§ **Pytania**
**1)** Proszę przepisać z tekstu o targach samochodowych w Paryżu fragment między słowami „27.09.2016 | aktual.: 14.10.2022” a „do poniesionych kosztów.”, łącznie z nimi.
**2)** Ilu uczestników przyciągnęła ostatnia edycja Paris Motor Show według tekstu o targach samochodowych w Paryżu?

§ **Tekst dokumentu**
'''

Wielcy nieobecni targów samochodowych w Paryżu
Paris Motor Show lub jak kto woli Mondial de l'Automobile zbliża się wielkimi krokami. To jedna z największych i najbardziej prestiżowych imprez motoryzacyjnych na świecie. Mimo to na tegorocznej edycji zabraknie aż sześciu marek. Co jest tego powodem?
27.09.2016 | aktual.: 14.10.2022 13:58
Zalogowani mogą więcej
Możesz zapisać ten artykuł na później. Znajdziesz go potem na swoim koncie użytkownika
Ostatnia edycja Paris Motor Show odbyła się w 2014 roku i przyciągnęła aż 1,25 mln uczestników. To imponujący wynik, który jak twierdzą przedstawiciele wielu marek, niestety nie przekłada się na marketingowy sukces. Zyski z zaznaczenia swojej obecności w Paryżu nie są współmierne do poniesionych kosztów.

'''

§ **Dostarczone rekordy**

'''

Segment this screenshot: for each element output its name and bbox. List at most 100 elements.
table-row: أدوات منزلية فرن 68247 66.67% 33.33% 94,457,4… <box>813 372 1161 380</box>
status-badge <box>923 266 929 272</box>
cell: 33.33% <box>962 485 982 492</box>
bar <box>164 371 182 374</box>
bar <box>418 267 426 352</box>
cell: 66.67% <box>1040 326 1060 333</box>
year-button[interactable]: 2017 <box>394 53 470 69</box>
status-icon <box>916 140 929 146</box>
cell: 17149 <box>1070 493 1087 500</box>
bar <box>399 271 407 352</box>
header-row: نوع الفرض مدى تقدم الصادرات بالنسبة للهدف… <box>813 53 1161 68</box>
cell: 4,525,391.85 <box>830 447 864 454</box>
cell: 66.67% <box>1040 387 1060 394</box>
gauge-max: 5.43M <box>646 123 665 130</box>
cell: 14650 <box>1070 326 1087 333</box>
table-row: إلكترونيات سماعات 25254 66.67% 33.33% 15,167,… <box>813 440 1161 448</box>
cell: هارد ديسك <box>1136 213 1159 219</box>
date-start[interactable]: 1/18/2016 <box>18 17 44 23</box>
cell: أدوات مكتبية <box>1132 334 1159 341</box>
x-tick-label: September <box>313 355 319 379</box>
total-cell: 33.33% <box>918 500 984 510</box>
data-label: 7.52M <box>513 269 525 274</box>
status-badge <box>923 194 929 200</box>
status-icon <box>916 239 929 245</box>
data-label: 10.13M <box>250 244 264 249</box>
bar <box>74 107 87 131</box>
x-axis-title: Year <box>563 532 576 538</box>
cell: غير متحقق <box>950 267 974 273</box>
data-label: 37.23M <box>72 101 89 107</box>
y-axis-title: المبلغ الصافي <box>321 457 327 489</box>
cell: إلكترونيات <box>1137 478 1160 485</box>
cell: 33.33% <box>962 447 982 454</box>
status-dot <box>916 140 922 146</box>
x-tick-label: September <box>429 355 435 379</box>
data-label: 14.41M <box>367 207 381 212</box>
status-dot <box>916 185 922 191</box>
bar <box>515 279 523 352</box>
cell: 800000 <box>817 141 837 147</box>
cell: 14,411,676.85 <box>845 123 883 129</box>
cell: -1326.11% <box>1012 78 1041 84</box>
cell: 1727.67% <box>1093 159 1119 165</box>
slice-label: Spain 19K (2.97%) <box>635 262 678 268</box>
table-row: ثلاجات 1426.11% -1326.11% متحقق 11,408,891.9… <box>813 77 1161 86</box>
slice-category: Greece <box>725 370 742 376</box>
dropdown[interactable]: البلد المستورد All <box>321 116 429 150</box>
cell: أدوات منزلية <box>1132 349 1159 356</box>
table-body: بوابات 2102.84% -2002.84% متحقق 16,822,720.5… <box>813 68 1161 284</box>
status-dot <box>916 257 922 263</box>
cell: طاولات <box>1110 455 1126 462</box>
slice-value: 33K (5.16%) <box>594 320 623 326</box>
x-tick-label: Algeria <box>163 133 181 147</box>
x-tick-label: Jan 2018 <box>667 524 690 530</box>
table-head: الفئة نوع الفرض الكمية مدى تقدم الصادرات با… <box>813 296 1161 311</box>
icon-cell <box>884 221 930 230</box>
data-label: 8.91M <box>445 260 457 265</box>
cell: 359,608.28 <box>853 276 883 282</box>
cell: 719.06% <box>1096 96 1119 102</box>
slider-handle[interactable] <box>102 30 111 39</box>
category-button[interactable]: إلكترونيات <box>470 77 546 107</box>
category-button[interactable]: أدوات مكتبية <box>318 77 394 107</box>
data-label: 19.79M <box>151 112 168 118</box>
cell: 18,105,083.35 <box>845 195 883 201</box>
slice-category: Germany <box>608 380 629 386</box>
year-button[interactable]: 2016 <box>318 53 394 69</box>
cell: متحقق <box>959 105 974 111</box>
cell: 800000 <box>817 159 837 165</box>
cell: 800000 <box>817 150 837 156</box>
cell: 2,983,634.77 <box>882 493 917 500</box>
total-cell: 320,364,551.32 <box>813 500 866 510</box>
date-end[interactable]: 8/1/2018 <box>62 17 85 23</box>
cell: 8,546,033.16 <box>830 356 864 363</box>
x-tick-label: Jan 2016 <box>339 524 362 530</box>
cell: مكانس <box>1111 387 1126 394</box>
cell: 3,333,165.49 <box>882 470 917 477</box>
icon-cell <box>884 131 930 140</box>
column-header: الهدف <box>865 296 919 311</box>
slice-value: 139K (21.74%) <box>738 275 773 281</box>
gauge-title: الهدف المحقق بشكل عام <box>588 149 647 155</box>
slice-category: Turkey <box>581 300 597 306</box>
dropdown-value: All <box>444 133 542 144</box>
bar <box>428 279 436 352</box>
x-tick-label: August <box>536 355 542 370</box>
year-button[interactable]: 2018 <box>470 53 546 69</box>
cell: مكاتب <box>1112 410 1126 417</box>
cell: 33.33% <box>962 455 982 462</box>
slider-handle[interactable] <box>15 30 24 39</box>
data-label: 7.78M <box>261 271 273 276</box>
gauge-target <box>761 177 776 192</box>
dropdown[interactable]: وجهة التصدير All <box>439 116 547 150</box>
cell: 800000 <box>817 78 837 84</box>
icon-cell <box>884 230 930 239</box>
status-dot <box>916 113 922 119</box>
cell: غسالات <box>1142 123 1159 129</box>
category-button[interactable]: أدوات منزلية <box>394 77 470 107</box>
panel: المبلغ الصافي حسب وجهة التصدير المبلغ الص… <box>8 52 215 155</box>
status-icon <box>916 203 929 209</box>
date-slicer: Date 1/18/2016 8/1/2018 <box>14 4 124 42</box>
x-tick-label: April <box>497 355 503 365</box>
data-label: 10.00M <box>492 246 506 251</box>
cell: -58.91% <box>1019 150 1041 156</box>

'''

§ **Oczekiwane wyniki**
**1)**
27.09.2016 | aktual.: 14.10.2022 13:58
Zalogowani mogą więcej
Możesz zapisać ten artykuł na później. Znajdziesz go potem na swoim koncie użytkownika
Ostatnia edycja Paris Motor Show odbyła się w 2014 roku i przyciągnęła aż 1,25 mln uczestników. To imponujący wynik, który jak twierdzą przedstawiciele wielu marek, niestety nie przekłada się na marketingowy sukces. Zyski z zaznaczenia swojej obecności w Paryżu nie są współmierne do poniesionych kosztów.

**2)** 1,25 mln uczestników.